▶ Data to process:
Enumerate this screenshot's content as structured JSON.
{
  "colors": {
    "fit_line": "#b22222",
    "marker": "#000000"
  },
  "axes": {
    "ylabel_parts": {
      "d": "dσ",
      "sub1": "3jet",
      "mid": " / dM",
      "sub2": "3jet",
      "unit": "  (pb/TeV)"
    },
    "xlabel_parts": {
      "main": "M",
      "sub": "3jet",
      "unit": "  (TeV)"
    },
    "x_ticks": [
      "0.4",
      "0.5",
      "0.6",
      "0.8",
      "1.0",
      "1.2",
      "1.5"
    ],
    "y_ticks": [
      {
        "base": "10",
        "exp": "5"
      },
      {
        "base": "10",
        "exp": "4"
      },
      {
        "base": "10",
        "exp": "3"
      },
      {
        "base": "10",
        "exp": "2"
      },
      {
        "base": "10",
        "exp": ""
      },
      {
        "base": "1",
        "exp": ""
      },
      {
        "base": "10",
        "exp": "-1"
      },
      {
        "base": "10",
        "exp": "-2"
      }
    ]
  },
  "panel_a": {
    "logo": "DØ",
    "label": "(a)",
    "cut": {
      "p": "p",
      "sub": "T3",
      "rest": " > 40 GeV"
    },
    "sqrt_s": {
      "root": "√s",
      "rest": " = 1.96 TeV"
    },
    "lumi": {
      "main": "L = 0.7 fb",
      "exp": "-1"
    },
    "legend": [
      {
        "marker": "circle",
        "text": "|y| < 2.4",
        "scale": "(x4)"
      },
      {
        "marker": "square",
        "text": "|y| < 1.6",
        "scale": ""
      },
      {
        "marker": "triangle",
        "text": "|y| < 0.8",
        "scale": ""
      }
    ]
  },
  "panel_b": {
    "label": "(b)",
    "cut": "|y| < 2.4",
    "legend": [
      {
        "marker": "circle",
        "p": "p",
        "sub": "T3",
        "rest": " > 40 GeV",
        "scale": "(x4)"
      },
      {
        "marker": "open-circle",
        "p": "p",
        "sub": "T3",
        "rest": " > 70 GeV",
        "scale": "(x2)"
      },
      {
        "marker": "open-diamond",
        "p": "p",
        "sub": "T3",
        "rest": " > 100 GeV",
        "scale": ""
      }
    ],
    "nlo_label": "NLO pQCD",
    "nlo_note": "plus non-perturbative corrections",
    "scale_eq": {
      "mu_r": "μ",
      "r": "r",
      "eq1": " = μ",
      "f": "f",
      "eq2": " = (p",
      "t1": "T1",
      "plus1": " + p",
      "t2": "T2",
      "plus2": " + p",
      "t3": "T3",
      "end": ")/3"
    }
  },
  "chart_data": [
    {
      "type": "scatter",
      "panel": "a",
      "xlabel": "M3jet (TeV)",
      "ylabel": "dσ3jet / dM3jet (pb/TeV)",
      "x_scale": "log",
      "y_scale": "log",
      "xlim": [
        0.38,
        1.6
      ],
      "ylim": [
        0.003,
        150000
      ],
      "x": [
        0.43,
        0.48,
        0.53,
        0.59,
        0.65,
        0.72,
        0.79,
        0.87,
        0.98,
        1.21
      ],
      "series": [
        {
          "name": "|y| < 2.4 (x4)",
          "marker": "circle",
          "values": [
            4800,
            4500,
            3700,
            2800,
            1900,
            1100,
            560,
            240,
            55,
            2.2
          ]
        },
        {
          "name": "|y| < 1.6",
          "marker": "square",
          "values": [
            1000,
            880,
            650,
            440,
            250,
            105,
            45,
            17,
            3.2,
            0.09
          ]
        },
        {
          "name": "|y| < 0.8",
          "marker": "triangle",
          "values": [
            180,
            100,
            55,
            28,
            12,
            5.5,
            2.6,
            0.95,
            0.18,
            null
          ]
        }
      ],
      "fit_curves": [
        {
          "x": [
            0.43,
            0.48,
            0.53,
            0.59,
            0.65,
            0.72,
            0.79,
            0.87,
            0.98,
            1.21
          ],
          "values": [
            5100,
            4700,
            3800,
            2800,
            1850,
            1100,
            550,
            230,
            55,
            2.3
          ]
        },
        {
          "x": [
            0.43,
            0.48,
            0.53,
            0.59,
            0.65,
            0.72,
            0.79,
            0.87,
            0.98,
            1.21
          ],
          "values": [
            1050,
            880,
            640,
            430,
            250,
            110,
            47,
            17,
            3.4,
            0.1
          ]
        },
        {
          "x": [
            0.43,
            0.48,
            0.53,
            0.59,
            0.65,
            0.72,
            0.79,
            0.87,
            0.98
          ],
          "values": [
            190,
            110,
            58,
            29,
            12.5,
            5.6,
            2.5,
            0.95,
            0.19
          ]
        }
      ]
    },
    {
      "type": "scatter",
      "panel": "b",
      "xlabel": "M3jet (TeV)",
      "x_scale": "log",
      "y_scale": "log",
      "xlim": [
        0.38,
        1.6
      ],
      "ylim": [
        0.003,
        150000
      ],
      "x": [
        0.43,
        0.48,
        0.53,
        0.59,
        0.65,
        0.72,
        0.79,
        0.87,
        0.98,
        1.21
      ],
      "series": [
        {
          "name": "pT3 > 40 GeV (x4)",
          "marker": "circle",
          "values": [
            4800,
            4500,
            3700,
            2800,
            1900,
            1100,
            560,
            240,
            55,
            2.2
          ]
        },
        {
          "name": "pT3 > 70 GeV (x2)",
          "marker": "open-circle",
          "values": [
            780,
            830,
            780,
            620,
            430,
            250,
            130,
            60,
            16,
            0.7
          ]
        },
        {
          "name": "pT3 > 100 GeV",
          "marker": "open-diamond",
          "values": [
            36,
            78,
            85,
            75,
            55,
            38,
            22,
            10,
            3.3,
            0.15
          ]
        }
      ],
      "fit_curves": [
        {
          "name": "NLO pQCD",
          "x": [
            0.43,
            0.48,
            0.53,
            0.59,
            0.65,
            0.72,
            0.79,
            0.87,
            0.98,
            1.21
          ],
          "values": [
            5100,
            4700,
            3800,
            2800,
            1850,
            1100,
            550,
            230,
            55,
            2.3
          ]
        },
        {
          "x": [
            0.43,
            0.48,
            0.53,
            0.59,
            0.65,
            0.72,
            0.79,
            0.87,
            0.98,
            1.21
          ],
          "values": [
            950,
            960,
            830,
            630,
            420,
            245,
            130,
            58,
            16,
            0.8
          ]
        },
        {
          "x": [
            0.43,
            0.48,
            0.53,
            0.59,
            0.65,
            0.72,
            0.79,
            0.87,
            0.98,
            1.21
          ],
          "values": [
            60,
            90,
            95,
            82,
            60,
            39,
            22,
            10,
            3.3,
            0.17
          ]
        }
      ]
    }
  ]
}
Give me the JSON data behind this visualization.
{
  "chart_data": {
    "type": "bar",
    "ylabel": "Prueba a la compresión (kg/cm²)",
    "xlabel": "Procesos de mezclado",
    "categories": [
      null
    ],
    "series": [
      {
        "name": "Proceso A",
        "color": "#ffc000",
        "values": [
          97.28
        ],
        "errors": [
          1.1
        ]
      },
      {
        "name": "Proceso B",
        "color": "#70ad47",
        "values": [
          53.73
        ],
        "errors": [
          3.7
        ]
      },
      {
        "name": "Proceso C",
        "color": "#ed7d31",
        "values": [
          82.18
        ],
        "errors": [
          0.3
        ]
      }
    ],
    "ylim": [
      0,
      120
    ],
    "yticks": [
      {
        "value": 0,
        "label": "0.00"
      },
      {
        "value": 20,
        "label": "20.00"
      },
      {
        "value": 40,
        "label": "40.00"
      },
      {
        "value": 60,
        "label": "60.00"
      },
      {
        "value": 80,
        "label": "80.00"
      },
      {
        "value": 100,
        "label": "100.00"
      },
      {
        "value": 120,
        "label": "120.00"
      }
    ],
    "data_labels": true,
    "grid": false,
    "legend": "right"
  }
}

▶ Given task:
Give again only the lines starting at the one that contains "Give me the" and running to the end of the data.

▶ Final result:
Give me the JSON data behind this visualization.
{
  "chart_data": {
    "type": "bar",
    "ylabel": "Prueba a la compresión (kg/cm²)",
    "xlabel": "Procesos de mezclado",
    "categories": [
      null
    ],
    "series": [
      {
        "name": "Proceso A",
        "color": "#ffc000",
        "values": [
          97.28
        ],
        "errors": [
          1.1
        ]
      },
      {
        "name": "Proceso B",
        "color": "#70ad47",
        "values": [
          53.73
        ],
        "errors": [
          3.7
        ]
      },
      {
        "name": "Proceso C",
        "color": "#ed7d31",
        "values": [
          82.18
        ],
        "errors": [
          0.3
        ]
      }
    ],
    "ylim": [
      0,
      120
    ],
    "yticks": [
      {
        "value": 0,
        "label": "0.00"
      },
      {
        "value": 20,
        "label": "20.00"
      },
      {
        "value": 40,
        "label": "40.00"
      },
      {
        "value": 60,
        "label": "60.00"
      },
      {
        "value": 80,
        "label": "80.00"
      },
      {
        "value": 100,
        "label": "100.00"
      },
      {
        "value": 120,
        "label": "120.00"
      }
    ],
    "data_labels": true,
    "grid": false,
    "legend": "right"
  }
}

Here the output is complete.